Gather every line that includes the word "image", please.

## Begin Records provided

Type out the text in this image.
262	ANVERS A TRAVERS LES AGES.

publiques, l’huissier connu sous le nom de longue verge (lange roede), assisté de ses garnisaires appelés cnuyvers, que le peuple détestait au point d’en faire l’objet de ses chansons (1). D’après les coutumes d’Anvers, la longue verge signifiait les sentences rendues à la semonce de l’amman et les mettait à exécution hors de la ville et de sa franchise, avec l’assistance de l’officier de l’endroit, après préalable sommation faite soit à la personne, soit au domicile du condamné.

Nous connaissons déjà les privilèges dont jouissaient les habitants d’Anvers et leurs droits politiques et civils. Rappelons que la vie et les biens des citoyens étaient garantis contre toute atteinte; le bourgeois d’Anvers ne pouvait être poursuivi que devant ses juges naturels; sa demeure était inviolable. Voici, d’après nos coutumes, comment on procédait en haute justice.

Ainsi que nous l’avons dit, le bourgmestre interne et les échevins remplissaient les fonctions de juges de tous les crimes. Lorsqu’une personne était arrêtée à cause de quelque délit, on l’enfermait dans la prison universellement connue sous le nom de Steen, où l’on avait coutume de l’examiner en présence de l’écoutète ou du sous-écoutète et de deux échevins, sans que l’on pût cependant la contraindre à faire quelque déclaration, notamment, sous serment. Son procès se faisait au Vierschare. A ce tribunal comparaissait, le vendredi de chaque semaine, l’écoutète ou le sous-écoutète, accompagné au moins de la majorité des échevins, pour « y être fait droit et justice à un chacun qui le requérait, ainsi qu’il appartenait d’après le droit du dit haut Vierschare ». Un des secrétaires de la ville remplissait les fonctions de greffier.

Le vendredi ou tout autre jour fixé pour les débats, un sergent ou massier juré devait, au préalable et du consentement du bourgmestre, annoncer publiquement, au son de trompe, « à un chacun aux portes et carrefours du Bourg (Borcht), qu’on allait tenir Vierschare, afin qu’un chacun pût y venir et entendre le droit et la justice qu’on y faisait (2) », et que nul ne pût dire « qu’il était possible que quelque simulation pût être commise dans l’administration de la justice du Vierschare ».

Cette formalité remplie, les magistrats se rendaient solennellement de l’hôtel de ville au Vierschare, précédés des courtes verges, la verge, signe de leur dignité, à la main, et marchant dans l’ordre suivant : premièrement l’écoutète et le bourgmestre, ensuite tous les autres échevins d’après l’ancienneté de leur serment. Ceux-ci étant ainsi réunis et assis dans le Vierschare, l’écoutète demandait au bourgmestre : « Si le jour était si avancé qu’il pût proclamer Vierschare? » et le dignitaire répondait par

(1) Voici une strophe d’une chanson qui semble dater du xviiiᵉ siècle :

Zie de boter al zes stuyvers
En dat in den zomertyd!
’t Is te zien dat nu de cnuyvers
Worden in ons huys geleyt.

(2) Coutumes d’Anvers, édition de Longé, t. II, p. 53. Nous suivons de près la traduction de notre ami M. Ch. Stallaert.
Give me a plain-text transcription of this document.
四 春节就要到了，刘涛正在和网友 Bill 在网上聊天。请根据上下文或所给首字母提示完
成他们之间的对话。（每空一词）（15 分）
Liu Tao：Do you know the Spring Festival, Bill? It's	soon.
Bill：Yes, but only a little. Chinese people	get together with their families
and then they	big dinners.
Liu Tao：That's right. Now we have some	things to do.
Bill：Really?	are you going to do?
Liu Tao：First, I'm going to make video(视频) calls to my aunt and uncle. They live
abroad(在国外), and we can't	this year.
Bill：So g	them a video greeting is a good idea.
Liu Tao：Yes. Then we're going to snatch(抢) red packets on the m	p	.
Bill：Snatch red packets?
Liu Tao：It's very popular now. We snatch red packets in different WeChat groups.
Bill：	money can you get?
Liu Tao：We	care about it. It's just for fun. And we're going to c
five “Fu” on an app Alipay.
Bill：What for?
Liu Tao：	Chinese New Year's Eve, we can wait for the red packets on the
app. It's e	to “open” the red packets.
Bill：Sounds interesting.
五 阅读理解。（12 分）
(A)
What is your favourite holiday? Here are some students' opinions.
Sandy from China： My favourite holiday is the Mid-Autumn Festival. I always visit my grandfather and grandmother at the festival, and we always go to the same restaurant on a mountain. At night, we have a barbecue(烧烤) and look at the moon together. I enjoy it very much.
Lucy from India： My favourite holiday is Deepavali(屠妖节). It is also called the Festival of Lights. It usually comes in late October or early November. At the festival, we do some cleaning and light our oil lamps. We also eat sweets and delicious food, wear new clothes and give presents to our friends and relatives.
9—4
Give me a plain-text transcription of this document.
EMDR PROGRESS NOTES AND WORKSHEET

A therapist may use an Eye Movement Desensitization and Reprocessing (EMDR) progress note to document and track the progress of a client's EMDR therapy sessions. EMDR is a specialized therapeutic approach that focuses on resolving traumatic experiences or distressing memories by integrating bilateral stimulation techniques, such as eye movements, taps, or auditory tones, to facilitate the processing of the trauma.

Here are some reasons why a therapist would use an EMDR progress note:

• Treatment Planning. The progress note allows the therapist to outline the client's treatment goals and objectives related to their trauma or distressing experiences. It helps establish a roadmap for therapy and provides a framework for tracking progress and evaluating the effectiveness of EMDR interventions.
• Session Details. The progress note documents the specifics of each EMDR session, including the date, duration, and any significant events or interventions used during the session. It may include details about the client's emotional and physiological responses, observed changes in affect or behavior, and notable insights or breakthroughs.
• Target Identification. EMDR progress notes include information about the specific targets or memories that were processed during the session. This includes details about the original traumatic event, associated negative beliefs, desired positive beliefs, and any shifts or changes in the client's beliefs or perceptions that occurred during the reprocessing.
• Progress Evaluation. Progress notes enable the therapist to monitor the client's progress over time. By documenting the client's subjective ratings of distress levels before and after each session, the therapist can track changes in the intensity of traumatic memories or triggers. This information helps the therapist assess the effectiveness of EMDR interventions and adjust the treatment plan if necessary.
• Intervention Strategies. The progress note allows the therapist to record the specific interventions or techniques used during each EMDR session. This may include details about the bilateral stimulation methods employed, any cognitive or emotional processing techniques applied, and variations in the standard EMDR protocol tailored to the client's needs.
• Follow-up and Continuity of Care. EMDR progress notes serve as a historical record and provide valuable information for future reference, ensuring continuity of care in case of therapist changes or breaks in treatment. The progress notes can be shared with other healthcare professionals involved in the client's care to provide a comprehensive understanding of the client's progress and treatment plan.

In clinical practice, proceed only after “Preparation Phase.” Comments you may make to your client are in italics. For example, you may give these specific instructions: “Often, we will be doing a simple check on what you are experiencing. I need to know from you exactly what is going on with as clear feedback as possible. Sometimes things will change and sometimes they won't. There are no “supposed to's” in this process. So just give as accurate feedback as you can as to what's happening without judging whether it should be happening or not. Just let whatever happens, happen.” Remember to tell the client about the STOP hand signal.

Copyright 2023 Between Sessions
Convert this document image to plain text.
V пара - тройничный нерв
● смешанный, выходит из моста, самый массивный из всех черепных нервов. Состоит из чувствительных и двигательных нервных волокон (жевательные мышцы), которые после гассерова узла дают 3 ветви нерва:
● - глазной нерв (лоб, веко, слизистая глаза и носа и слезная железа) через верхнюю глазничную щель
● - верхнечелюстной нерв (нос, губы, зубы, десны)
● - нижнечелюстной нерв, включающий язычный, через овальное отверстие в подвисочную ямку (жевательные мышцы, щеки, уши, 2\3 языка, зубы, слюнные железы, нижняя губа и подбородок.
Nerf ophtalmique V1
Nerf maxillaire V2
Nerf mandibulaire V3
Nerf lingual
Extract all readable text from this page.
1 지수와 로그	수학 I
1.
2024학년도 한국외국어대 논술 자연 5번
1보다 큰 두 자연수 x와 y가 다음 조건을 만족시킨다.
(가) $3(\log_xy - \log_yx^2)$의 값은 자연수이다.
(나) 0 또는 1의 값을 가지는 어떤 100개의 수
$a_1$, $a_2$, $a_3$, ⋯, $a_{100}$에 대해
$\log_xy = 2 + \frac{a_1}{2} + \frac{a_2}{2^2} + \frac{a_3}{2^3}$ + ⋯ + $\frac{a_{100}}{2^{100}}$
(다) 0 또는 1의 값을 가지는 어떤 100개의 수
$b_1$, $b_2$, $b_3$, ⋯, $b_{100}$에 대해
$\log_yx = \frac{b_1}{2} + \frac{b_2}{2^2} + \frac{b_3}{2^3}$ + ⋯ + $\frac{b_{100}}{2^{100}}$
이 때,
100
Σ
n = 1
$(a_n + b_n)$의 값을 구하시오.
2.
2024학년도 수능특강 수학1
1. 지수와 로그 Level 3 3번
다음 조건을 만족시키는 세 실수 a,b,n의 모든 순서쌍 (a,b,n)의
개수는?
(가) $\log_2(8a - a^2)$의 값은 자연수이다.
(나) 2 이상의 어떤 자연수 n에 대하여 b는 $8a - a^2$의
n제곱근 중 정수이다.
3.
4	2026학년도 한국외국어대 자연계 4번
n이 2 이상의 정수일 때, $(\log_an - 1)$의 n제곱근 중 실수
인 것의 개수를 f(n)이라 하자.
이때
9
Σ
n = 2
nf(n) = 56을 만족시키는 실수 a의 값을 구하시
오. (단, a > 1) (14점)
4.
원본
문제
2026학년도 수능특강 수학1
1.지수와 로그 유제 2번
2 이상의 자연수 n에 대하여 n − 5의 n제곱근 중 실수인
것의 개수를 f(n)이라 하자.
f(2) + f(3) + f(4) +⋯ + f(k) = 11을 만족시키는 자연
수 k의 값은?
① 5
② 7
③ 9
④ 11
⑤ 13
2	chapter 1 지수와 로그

## End Records provided

# Solved problem
Type out the text in this image.
Convert this document image to plain text.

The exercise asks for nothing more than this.